**WHAT IS BEING ASKED**.
Bring together all lines of the material below that contain the string "nPockets".

=-=-=-=-=

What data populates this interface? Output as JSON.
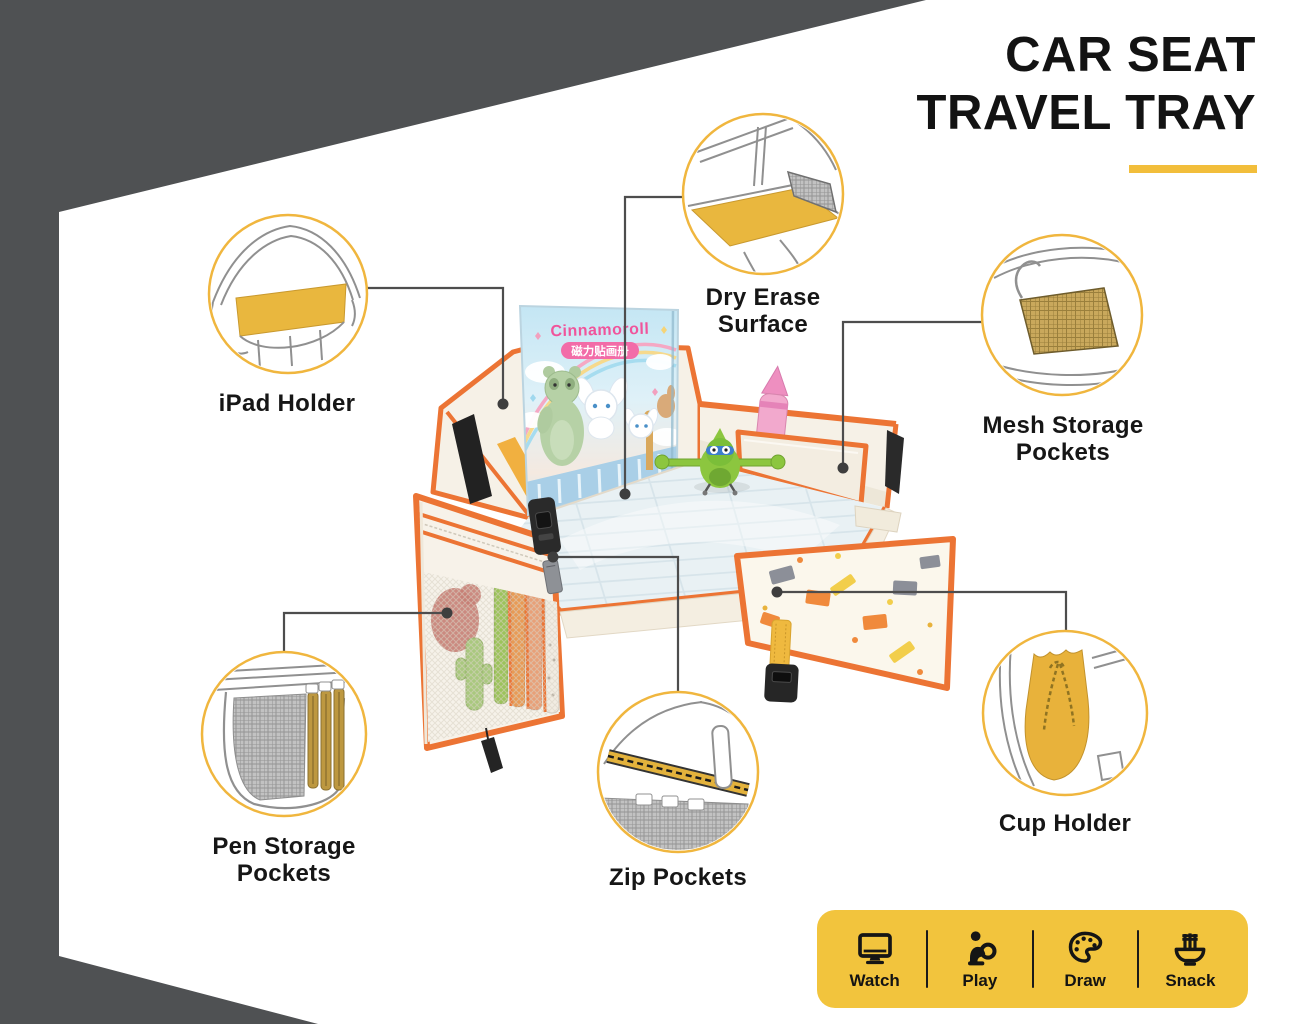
{
  "header": {
    "title_line1": "CAR SEAT",
    "title_line2": "TRAVEL TRAY"
  },
  "callouts": [
    {
      "id": "ipad-holder",
      "label": "iPad Holder"
    },
    {
      "id": "dry-erase-surface",
      "label": "Dry Erase\nSurface"
    },
    {
      "id": "mesh-storage-pockets",
      "label": "Mesh Storage\nPockets"
    },
    {
      "id": "pen-storage-pockets",
      "label": "Pen Storage\nPockets"
    },
    {
      "id": "zip-pockets",
      "label": "Zip Pockets"
    },
    {
      "id": "cup-holder",
      "label": "Cup Holder"
    }
  ],
  "features_bar": {
    "items": [
      {
        "icon": "monitor-icon",
        "label": "Watch"
      },
      {
        "icon": "child-playing-icon",
        "label": "Play"
      },
      {
        "icon": "paint-palette-icon",
        "label": "Draw"
      },
      {
        "icon": "noodle-bowl-icon",
        "label": "Snack"
      }
    ]
  },
  "product_photo": {
    "book_title": "Cinnamoroll",
    "book_badge": "磁力贴画册"
  },
  "colors": {
    "accent_yellow": "#F2BE3B",
    "bar_yellow": "#F2C43D",
    "circle_stroke_yellow": "#F0B63E",
    "orange_trim": "#EC7434",
    "frame_gray": "#4F5153",
    "connector_gray": "#4D4D4D",
    "text_black": "#131313"
  }
}
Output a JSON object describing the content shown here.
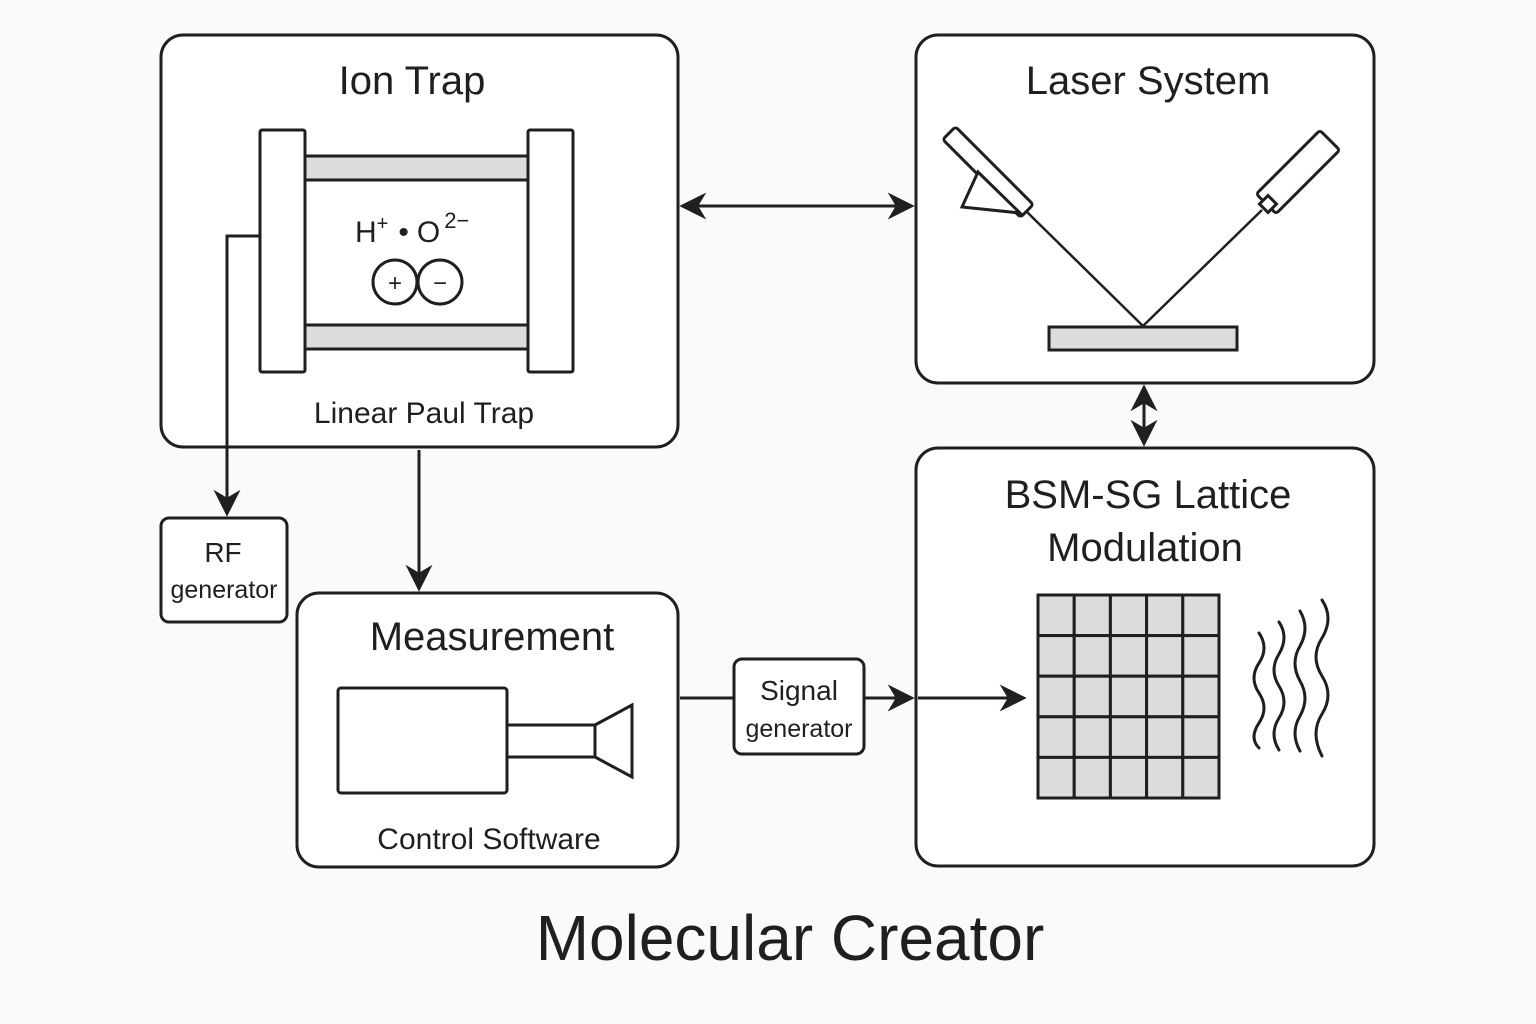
{
  "title": "Molecular Creator",
  "ion_trap": {
    "title": "Ion Trap",
    "subtitle": "Linear Paul Trap",
    "formula_h": "H",
    "formula_h_charge": "+",
    "formula_dot": "•",
    "formula_o": "O",
    "formula_o_charge": "2−",
    "plus_sign": "+",
    "minus_sign": "−"
  },
  "laser_system": {
    "title": "Laser System"
  },
  "lattice": {
    "title_line1": "BSM-SG Lattice",
    "title_line2": "Modulation",
    "grid_rows": 5,
    "grid_cols": 5
  },
  "measurement": {
    "title": "Measurement",
    "subtitle": "Control Software"
  },
  "rf_generator": {
    "line1": "RF",
    "line2": "generator"
  },
  "signal_generator": {
    "line1": "Signal",
    "line2": "generator"
  },
  "colors": {
    "stroke": "#1f1f1f",
    "fill_gray": "#dcdcdc",
    "background": "#fafafa"
  }
}
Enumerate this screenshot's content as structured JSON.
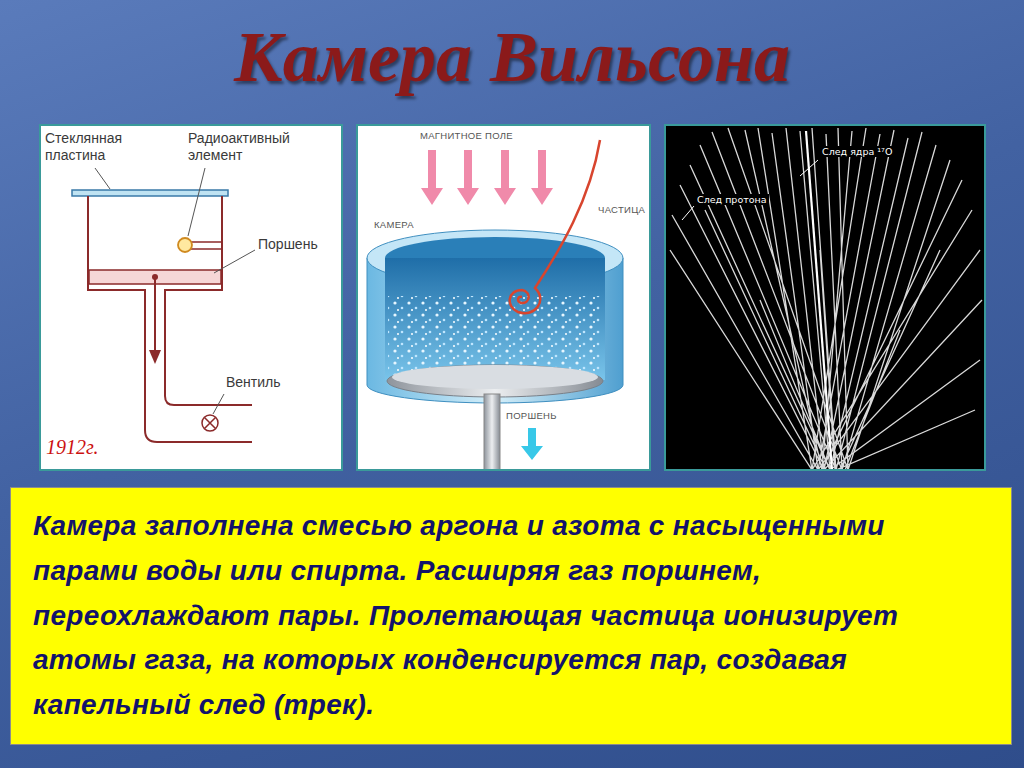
{
  "diagram": {
    "title": "Камера Вильсона",
    "nodes": [
      {
        "text": [
          "Камера заполнена смесью аргона и азота с насыщенными парами воды или спирта. Расширяя газ поршнем, переохлаждают пары. Пролетающая частица ионизирует атомы газа, на которых конденсируется пар, создавая капельный след (трек)."
        ]
      }
    ],
    "labels": [
      "Стеклянная пластина",
      "Радиоактивный элемент",
      "Поршень",
      "Вентиль",
      "1912г.",
      "МАГНИТНОЕ ПОЛЕ",
      "ЧАСТИЦА",
      "КАМЕРА",
      "ПОРШЕНЬ",
      "След ядра ¹⁷O",
      "След протона"
    ]
  }
}
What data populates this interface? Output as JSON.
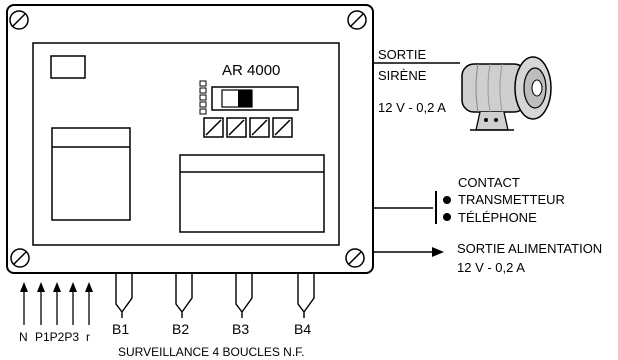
{
  "device": {
    "model": "AR 4000"
  },
  "siren_output": {
    "title_line1": "SORTIE",
    "title_line2": "SIRÈNE",
    "rating": "12 V - 0,2 A"
  },
  "contact": {
    "line1": "CONTACT",
    "line2": "TRANSMETTEUR",
    "line3": "TÉLÉPHONE"
  },
  "power_output": {
    "title": "SORTIE ALIMENTATION",
    "rating": "12 V - 0,2 A"
  },
  "inputs": {
    "arrow_labels": [
      "N",
      "P1P2P3",
      "r"
    ],
    "loops": [
      "B1",
      "B2",
      "B3",
      "B4"
    ],
    "caption": "SURVEILLANCE 4 BOUCLES N.F."
  }
}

=-=-=-=-=

**PROBLEM SOLUTION**.
      "label": "Mesh Storage\nPockets"
      "label": "Pen Storage\nPockets"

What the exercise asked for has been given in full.